• SHORT PROBLEM
Reproduce the entire listing word for word.

• INPUT
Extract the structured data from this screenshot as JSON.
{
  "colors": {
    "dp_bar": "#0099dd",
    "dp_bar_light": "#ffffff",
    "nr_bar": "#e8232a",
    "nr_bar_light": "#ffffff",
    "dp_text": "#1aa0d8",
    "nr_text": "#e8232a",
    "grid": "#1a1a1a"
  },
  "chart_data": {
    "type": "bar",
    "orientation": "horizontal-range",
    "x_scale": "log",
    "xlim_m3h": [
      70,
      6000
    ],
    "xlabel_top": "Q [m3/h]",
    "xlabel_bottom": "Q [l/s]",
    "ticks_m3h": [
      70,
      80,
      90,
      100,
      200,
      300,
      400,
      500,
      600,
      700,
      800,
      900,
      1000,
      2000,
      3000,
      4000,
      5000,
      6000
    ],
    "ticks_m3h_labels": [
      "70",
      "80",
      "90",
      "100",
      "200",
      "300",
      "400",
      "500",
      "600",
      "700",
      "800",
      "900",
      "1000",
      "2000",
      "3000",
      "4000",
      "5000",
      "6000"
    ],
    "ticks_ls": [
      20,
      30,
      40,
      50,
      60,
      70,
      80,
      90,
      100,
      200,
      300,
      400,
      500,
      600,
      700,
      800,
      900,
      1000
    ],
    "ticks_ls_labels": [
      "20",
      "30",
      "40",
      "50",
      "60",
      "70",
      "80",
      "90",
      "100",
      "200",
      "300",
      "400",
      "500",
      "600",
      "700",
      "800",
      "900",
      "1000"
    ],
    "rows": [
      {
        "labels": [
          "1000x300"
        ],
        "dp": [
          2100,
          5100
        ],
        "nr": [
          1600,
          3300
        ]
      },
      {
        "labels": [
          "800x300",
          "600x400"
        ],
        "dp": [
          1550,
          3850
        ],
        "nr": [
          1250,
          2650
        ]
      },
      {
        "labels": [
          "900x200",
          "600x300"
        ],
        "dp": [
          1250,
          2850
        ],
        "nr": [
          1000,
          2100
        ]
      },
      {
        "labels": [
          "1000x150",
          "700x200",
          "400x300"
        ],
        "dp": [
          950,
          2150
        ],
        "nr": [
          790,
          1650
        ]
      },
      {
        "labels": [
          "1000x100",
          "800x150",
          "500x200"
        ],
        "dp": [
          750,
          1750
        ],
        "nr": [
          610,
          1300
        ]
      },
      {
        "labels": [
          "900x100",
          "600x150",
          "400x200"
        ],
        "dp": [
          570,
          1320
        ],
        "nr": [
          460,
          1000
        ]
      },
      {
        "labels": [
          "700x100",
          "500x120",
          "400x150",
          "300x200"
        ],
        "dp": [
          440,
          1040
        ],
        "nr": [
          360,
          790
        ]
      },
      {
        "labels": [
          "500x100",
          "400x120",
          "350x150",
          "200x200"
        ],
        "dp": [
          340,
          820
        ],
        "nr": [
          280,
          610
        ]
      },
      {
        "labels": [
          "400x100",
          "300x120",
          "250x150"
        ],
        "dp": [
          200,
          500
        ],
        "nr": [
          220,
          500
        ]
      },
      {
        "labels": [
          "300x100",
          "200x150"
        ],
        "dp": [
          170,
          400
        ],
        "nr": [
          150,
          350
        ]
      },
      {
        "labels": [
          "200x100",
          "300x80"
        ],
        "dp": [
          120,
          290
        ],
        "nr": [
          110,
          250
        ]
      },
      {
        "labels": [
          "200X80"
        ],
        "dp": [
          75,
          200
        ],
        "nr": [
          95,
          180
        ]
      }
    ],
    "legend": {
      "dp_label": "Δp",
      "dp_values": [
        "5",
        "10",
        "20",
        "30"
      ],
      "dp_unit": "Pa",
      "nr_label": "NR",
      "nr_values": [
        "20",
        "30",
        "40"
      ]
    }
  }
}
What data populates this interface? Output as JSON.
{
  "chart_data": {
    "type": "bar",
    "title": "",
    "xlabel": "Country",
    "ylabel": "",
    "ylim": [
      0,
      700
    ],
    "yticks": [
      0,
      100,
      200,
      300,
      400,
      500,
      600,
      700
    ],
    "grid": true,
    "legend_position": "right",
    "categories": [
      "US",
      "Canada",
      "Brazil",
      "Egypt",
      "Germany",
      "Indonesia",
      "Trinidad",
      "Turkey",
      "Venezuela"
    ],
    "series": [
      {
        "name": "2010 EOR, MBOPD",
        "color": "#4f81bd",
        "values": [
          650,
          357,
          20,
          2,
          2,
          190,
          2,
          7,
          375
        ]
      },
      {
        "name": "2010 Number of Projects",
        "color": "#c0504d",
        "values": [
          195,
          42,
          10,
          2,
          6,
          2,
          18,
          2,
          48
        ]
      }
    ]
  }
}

• WRITTEN SOLUTION
Extract the structured data from this screenshot as JSON.
{
  "colors": {
    "dp_bar": "#0099dd",
    "dp_bar_light": "#ffffff",
    "nr_bar": "#e8232a",
    "nr_bar_light": "#ffffff",
    "dp_text": "#1aa0d8",
    "nr_text": "#e8232a",
    "grid": "#1a1a1a"
  },
  "chart_data": {
    "type": "bar",
    "orientation": "horizontal-range",
    "x_scale": "log",
    "xlim_m3h": [
      70,
      6000
    ],
    "xlabel_top": "Q [m3/h]",
    "xlabel_bottom": "Q [l/s]",
    "ticks_m3h": [
      70,
      80,
      90,
      100,
      200,
      300,
      400,
      500,
      600,
      700,
      800,
      900,
      1000,
      2000,
      3000,
      4000,
      5000,
      6000
    ],
    "ticks_m3h_labels": [
      "70",
      "80",
      "90",
      "100",
      "200",
      "300",
      "400",
      "500",
      "600",
      "700",
      "800",
      "900",
      "1000",
      "2000",
      "3000",
      "4000",
      "5000",
      "6000"
    ],
    "ticks_ls": [
      20,
      30,
      40,
      50,
      60,
      70,
      80,
      90,
      100,
      200,
      300,
      400,
      500,
      600,
      700,
      800,
      900,
      1000
    ],
    "ticks_ls_labels": [
      "20",
      "30",
      "40",
      "50",
      "60",
      "70",
      "80",
      "90",
      "100",
      "200",
      "300",
      "400",
      "500",
      "600",
      "700",
      "800",
      "900",
      "1000"
    ],
    "rows": [
      {
        "labels": [
          "1000x300"
        ],
        "dp": [
          2100,
          5100
        ],
        "nr": [
          1600,
          3300
        ]
      },
      {
        "labels": [
          "800x300",
          "600x400"
        ],
        "dp": [
          1550,
          3850
        ],
        "nr": [
          1250,
          2650
        ]
      },
      {
        "labels": [
          "900x200",
          "600x300"
        ],
        "dp": [
          1250,
          2850
        ],
        "nr": [
          1000,
          2100
        ]
      },
      {
        "labels": [
          "1000x150",
          "700x200",
          "400x300"
        ],
        "dp": [
          950,
          2150
        ],
        "nr": [
          790,
          1650
        ]
      },
      {
        "labels": [
          "1000x100",
          "800x150",
          "500x200"
        ],
        "dp": [
          750,
          1750
        ],
        "nr": [
          610,
          1300
        ]
      },
      {
        "labels": [
          "900x100",
          "600x150",
          "400x200"
        ],
        "dp": [
          570,
          1320
        ],
        "nr": [
          460,
          1000
        ]
      },
      {
        "labels": [
          "700x100",
          "500x120",
          "400x150",
          "300x200"
        ],
        "dp": [
          440,
          1040
        ],
        "nr": [
          360,
          790
        ]
      },
      {
        "labels": [
          "500x100",
          "400x120",
          "350x150",
          "200x200"
        ],
        "dp": [
          340,
          820
        ],
        "nr": [
          280,
          610
        ]
      },
      {
        "labels": [
          "400x100",
          "300x120",
          "250x150"
        ],
        "dp": [
          200,
          500
        ],
        "nr": [
          220,
          500
        ]
      },
      {
        "labels": [
          "300x100",
          "200x150"
        ],
        "dp": [
          170,
          400
        ],
        "nr": [
          150,
          350
        ]
      },
      {
        "labels": [
          "200x100",
          "300x80"
        ],
        "dp": [
          120,
          290
        ],
        "nr": [
          110,
          250
        ]
      },
      {
        "labels": [
          "200X80"
        ],
        "dp": [
          75,
          200
        ],
        "nr": [
          95,
          180
        ]
      }
    ],
    "legend": {
      "dp_label": "Δp",
      "dp_values": [
        "5",
        "10",
        "20",
        "30"
      ],
      "dp_unit": "Pa",
      "nr_label": "NR",
      "nr_values": [
        "20",
        "30",
        "40"
      ]
    }
  }
}
What data populates this interface? Output as JSON.
{
  "chart_data": {
    "type": "bar",
    "title": "",
    "xlabel": "Country",
    "ylabel": "",
    "ylim": [
      0,
      700
    ],
    "yticks": [
      0,
      100,
      200,
      300,
      400,
      500,
      600,
      700
    ],
    "grid": true,
    "legend_position": "right",
    "categories": [
      "US",
      "Canada",
      "Brazil",
      "Egypt",
      "Germany",
      "Indonesia",
      "Trinidad",
      "Turkey",
      "Venezuela"
    ],
    "series": [
      {
        "name": "2010 EOR, MBOPD",
        "color": "#4f81bd",
        "values": [
          650,
          357,
          20,
          2,
          2,
          190,
          2,
          7,
          375
        ]
      },
      {
        "name": "2010 Number of Projects",
        "color": "#c0504d",
        "values": [
          195,
          42,
          10,
          2,
          6,
          2,
          18,
          2,
          48
        ]
      }
    ]
  }
}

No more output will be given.